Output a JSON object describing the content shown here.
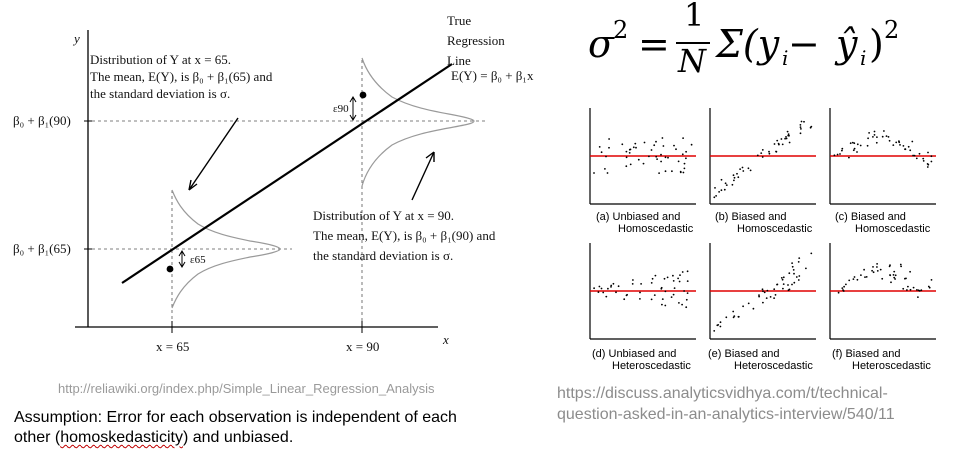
{
  "diagram": {
    "y_axis_label": "y",
    "x_axis_label": "x",
    "true_line_title": [
      "True",
      "Regression",
      "Line"
    ],
    "true_line_equation": "E(Y) = β₀ + β₁x",
    "y_tick_90": "β₀ + β₁(90)",
    "y_tick_65": "β₀ + β₁(65)",
    "x_tick_65": "x = 65",
    "x_tick_90": "x = 90",
    "eps_65": "ε65",
    "eps_90": "ε90",
    "annotation_65": [
      "Distribution of Y at x = 65.",
      "The mean, E(Y), is β₀ + β₁(65) and",
      "the standard deviation is σ."
    ],
    "annotation_90": [
      "Distribution of Y at x = 90.",
      "The mean, E(Y), is β₀ + β₁(90) and",
      "the standard deviation is σ."
    ]
  },
  "left_source_url": "http://reliawiki.org/index.php/Simple_Linear_Regression_Analysis",
  "assumption": {
    "line1": "Assumption: Error for each observation is independent of each",
    "line2_before": "other (",
    "line2_marked": "homoskedasticity",
    "line2_after": ") and unbiased."
  },
  "formula": "σ² = (1/N) Σ(yᵢ − ŷᵢ)²",
  "formula_parts": {
    "lhs": "σ",
    "lhs_sup": "2",
    "equals": "=",
    "frac_num": "1",
    "frac_den": "N",
    "sum": "Σ(y",
    "sub_i": "i",
    "minus": " − ",
    "yhat": "ŷ",
    "sub_i2": "i",
    "close": ")",
    "rhs_sup": "2"
  },
  "residual_plots": [
    {
      "caption1": "(a) Unbiased and",
      "caption2": "Homoscedastic"
    },
    {
      "caption1": "(b) Biased and",
      "caption2": "Homoscedastic"
    },
    {
      "caption1": "(c) Biased and",
      "caption2": "Homoscedastic"
    },
    {
      "caption1": "(d) Unbiased and",
      "caption2": "Heteroscedastic"
    },
    {
      "caption1": "(e) Biased and",
      "caption2": "Heteroscedastic"
    },
    {
      "caption1": "(f) Biased and",
      "caption2": "Heteroscedastic"
    }
  ],
  "right_source_url": [
    "https://discuss.analyticsvidhya.com/t/technical-",
    "question-asked-in-an-analytics-interview/540/11"
  ],
  "colors": {
    "zero_line": "#e00000",
    "axis": "#000000",
    "curve": "#9a9a9a",
    "url_gray": "#9a9a9a"
  }
}
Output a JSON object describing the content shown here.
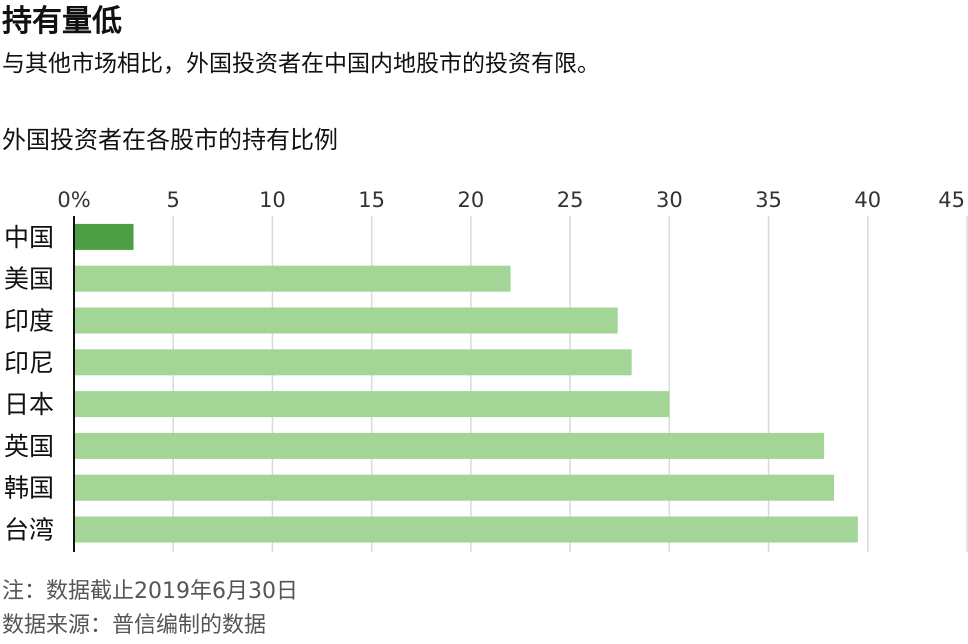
{
  "title": "持有量低",
  "subtitle": "与其他市场相比，外国投资者在中国内地股市的投资有限。",
  "chart_title": "外国投资者在各股市的持有比例",
  "note": "注：数据截止2019年6月30日",
  "source": "数据来源：普信编制的数据",
  "colors": {
    "highlight_bar": "#4e9e45",
    "bar": "#a3d597",
    "grid": "#d9d9d9",
    "axis": "#111111"
  },
  "chart_data": {
    "type": "bar",
    "orientation": "horizontal",
    "title": "外国投资者在各股市的持有比例",
    "categories": [
      "中国",
      "美国",
      "印度",
      "印尼",
      "日本",
      "英国",
      "韩国",
      "台湾"
    ],
    "values": [
      3.0,
      22.0,
      27.4,
      28.1,
      30.0,
      37.8,
      38.3,
      39.5
    ],
    "highlight_index": 0,
    "xlim": [
      0,
      45
    ],
    "ticks": [
      0,
      5,
      10,
      15,
      20,
      25,
      30,
      35,
      40,
      45
    ],
    "tick_labels": [
      "0%",
      "5",
      "10",
      "15",
      "20",
      "25",
      "30",
      "35",
      "40",
      "45"
    ],
    "tick_position": "top",
    "grid": true,
    "legend": "none"
  }
}
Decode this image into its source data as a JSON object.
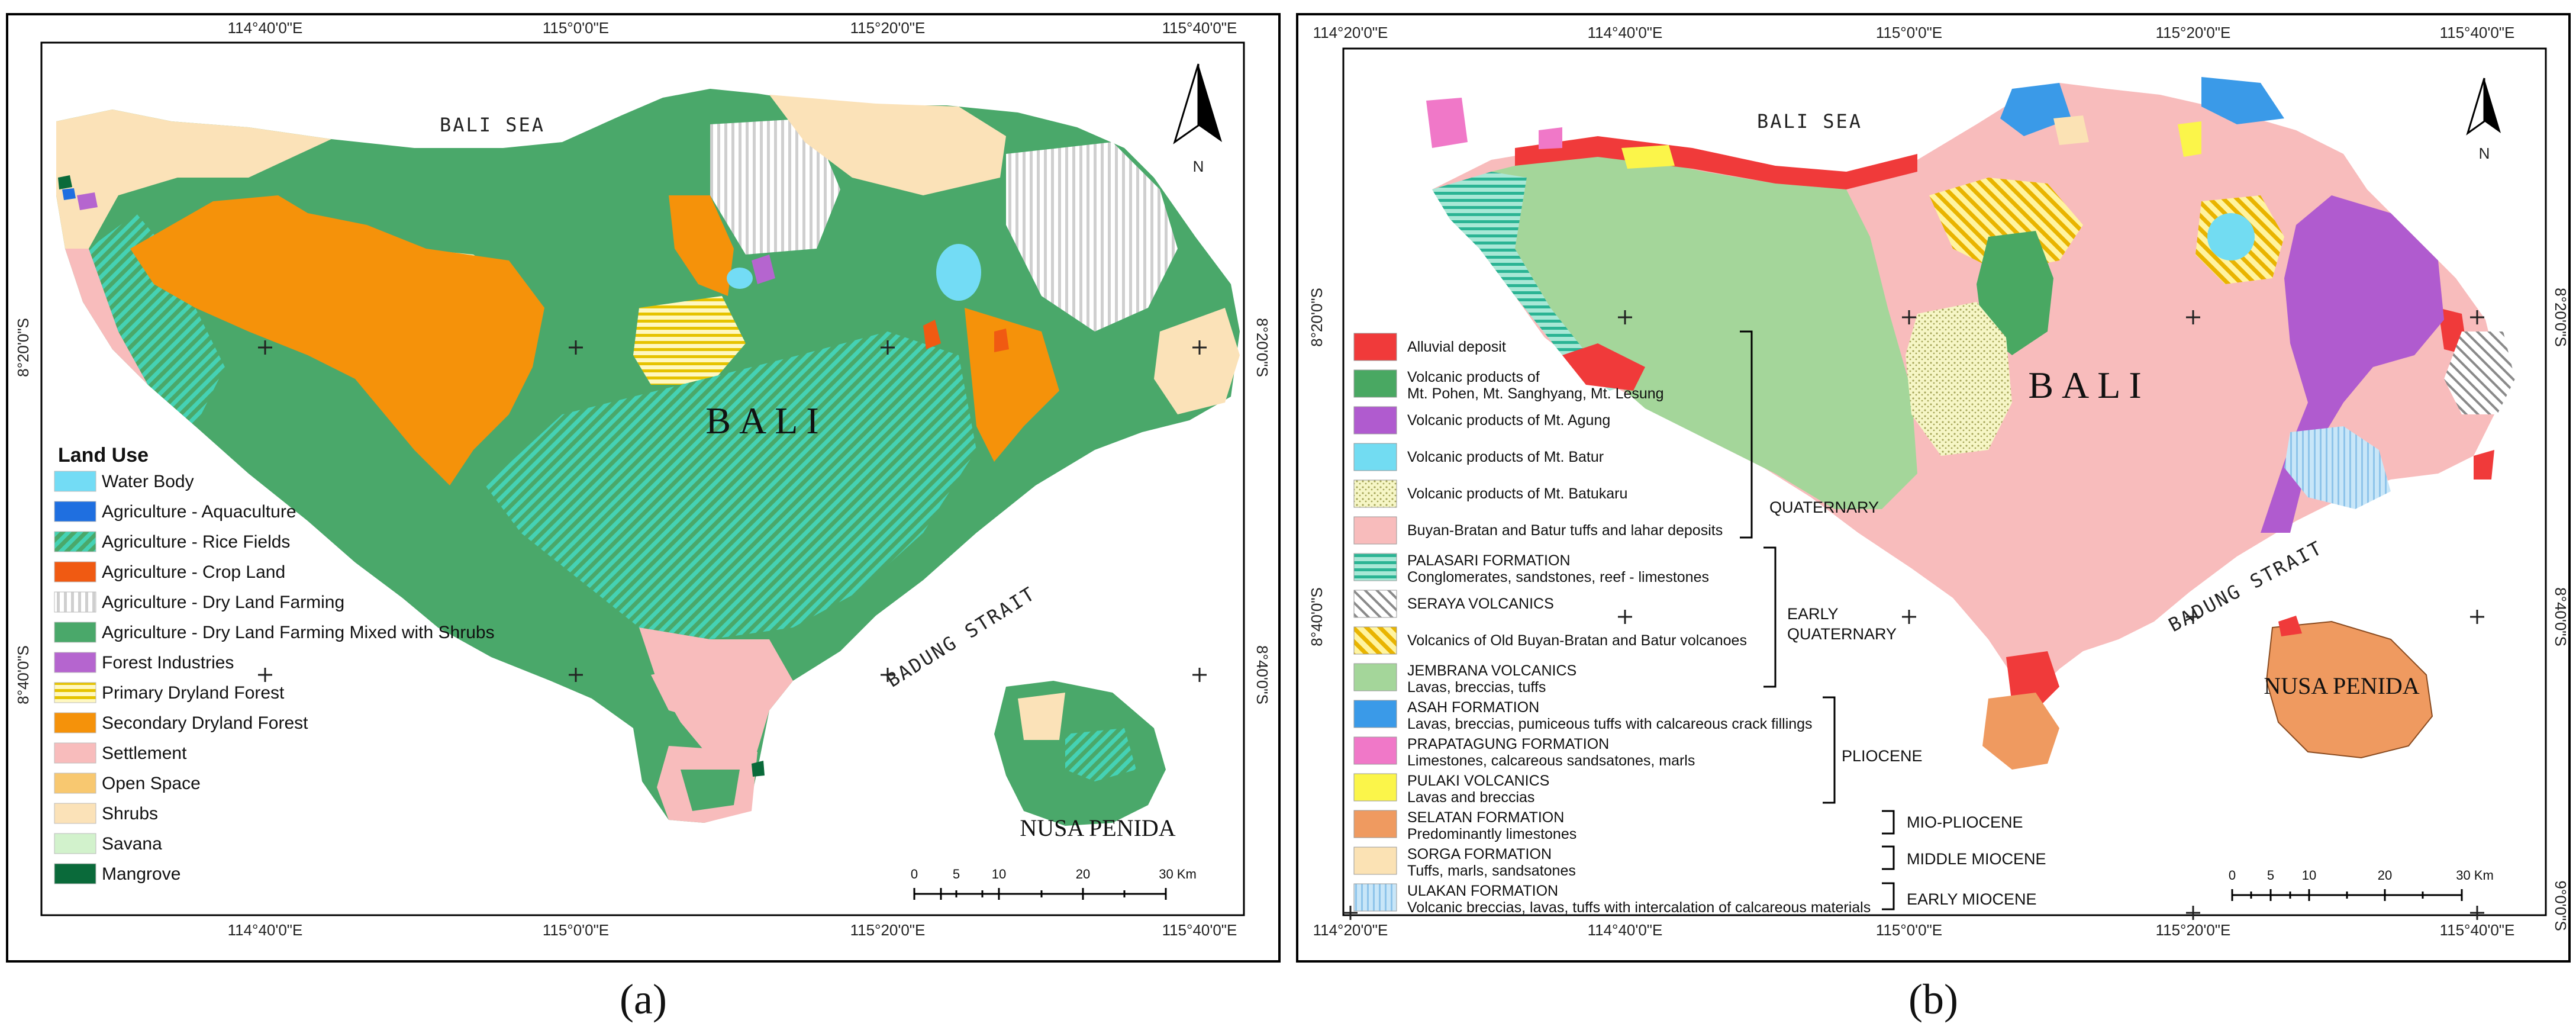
{
  "panel_a": {
    "top_coords": [
      "114°40'0\"E",
      "115°0'0\"E",
      "115°20'0\"E",
      "115°40'0\"E"
    ],
    "bottom_coords": [
      "114°40'0\"E",
      "115°0'0\"E",
      "115°20'0\"E",
      "115°40'0\"E"
    ],
    "left_coords": [
      "8°20'0\"S",
      "8°40'0\"S"
    ],
    "right_coords": [
      "8°20'0\"S",
      "8°40'0\"S"
    ],
    "sea_label": "BALI SEA",
    "strait_label": "BADUNG STRAIT",
    "island_label": "BALI",
    "small_island_label": "NUSA PENIDA",
    "north_label": "N",
    "legend_title": "Land Use",
    "legend": [
      {
        "label": "Water Body",
        "color": "#73dcf5",
        "pattern": "solid"
      },
      {
        "label": "Agriculture - Aquaculture",
        "color": "#1f6fe0",
        "pattern": "solid"
      },
      {
        "label": "Agriculture - Rice Fields",
        "color": "#3fc6a4",
        "pattern": "hatch-teal"
      },
      {
        "label": "Agriculture - Crop Land",
        "color": "#f05a12",
        "pattern": "solid"
      },
      {
        "label": "Agriculture - Dry Land Farming",
        "color": "#d8d8d8",
        "pattern": "vlines"
      },
      {
        "label": "Agriculture - Dry Land Farming Mixed with Shrubs",
        "color": "#4aa86a",
        "pattern": "solid"
      },
      {
        "label": "Forest Industries",
        "color": "#b565cf",
        "pattern": "solid"
      },
      {
        "label": "Primary Dryland Forest",
        "color": "#e6c300",
        "pattern": "hlines-yellow"
      },
      {
        "label": "Secondary Dryland Forest",
        "color": "#f5920a",
        "pattern": "solid"
      },
      {
        "label": "Settlement",
        "color": "#f8bcbc",
        "pattern": "solid"
      },
      {
        "label": "Open Space",
        "color": "#f8c870",
        "pattern": "solid"
      },
      {
        "label": "Shrubs",
        "color": "#fbe2b8",
        "pattern": "solid"
      },
      {
        "label": "Savana",
        "color": "#d2f2cc",
        "pattern": "solid"
      },
      {
        "label": "Mangrove",
        "color": "#0a6a3a",
        "pattern": "solid"
      }
    ],
    "scale_labels": [
      "0",
      "5",
      "10",
      "20",
      "30 Km"
    ],
    "caption": "(a)"
  },
  "panel_b": {
    "top_coords": [
      "114°20'0\"E",
      "114°40'0\"E",
      "115°0'0\"E",
      "115°20'0\"E",
      "115°40'0\"E"
    ],
    "bottom_coords": [
      "114°20'0\"E",
      "114°40'0\"E",
      "115°0'0\"E",
      "115°20'0\"E",
      "115°40'0\"E"
    ],
    "left_coords": [
      "8°20'0\"S",
      "8°40'0\"S"
    ],
    "right_coords": [
      "8°20'0\"S",
      "8°40'0\"S",
      "9°0'0\"S"
    ],
    "sea_label": "BALI SEA",
    "strait_label": "BADUNG STRAIT",
    "island_label": "BALI",
    "small_island_label": "NUSA PENIDA",
    "north_label": "N",
    "legend": [
      {
        "line1": "Alluvial deposit",
        "line2": "",
        "color": "#f03a3a",
        "pattern": "solid"
      },
      {
        "line1": "Volcanic products of",
        "line2": "Mt. Pohen, Mt. Sanghyang, Mt. Lesung",
        "color": "#49a862",
        "pattern": "solid"
      },
      {
        "line1": "Volcanic products of Mt. Agung",
        "line2": "",
        "color": "#b05bcf",
        "pattern": "solid"
      },
      {
        "line1": "Volcanic products of Mt. Batur",
        "line2": "",
        "color": "#72dcf2",
        "pattern": "solid"
      },
      {
        "line1": "Volcanic products of Mt. Batukaru",
        "line2": "",
        "color": "#f6f6c6",
        "pattern": "dots"
      },
      {
        "line1": "Buyan-Bratan and Batur tuffs and lahar deposits",
        "line2": "",
        "color": "#f8bcbc",
        "pattern": "solid"
      },
      {
        "line1": "PALASARI FORMATION",
        "line2": "Conglomerates, sandstones, reef - limestones",
        "color": "#3fc6a4",
        "pattern": "hlines-teal"
      },
      {
        "line1": "SERAYA VOLCANICS",
        "line2": "",
        "color": "#bdbdbd",
        "pattern": "diag-grey"
      },
      {
        "line1": "Volcanics of Old Buyan-Bratan and Batur volcanoes",
        "line2": "",
        "color": "#e9b400",
        "pattern": "diag-yellow"
      },
      {
        "line1": "JEMBRANA VOLCANICS",
        "line2": "Lavas, breccias, tuffs",
        "color": "#a4d69a",
        "pattern": "solid"
      },
      {
        "line1": "ASAH FORMATION",
        "line2": "Lavas, breccias, pumiceous tuffs with calcareous crack fillings",
        "color": "#3a9ae8",
        "pattern": "solid"
      },
      {
        "line1": "PRAPATAGUNG FORMATION",
        "line2": "Limestones, calcareous sandsatones, marls",
        "color": "#f078c8",
        "pattern": "solid"
      },
      {
        "line1": "PULAKI VOLCANICS",
        "line2": "Lavas and breccias",
        "color": "#fbf54a",
        "pattern": "solid"
      },
      {
        "line1": "SELATAN FORMATION",
        "line2": "Predominantly limestones",
        "color": "#ef9a60",
        "pattern": "solid"
      },
      {
        "line1": "SORGA FORMATION",
        "line2": "Tuffs, marls, sandsatones",
        "color": "#fbe2b4",
        "pattern": "solid"
      },
      {
        "line1": "ULAKAN FORMATION",
        "line2": "Volcanic breccias, lavas, tuffs with intercalation of calcareous materials",
        "color": "#b0d8f2",
        "pattern": "dotblue"
      }
    ],
    "age_labels": {
      "quaternary": "QUATERNARY",
      "early_quaternary_1": "EARLY",
      "early_quaternary_2": "QUATERNARY",
      "pliocene": "PLIOCENE",
      "mio_pliocene": "MIO-PLIOCENE",
      "middle_miocene": "MIDDLE MIOCENE",
      "early_miocene": "EARLY MIOCENE"
    },
    "scale_labels": [
      "0",
      "5",
      "10",
      "20",
      "30 Km"
    ],
    "caption": "(b)"
  }
}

^^^^^^^^

_DIRECTIVE_
How many lines in these records hold the string "calcareous"? Reply with the number alone.

_RESPONSE BELOW_
3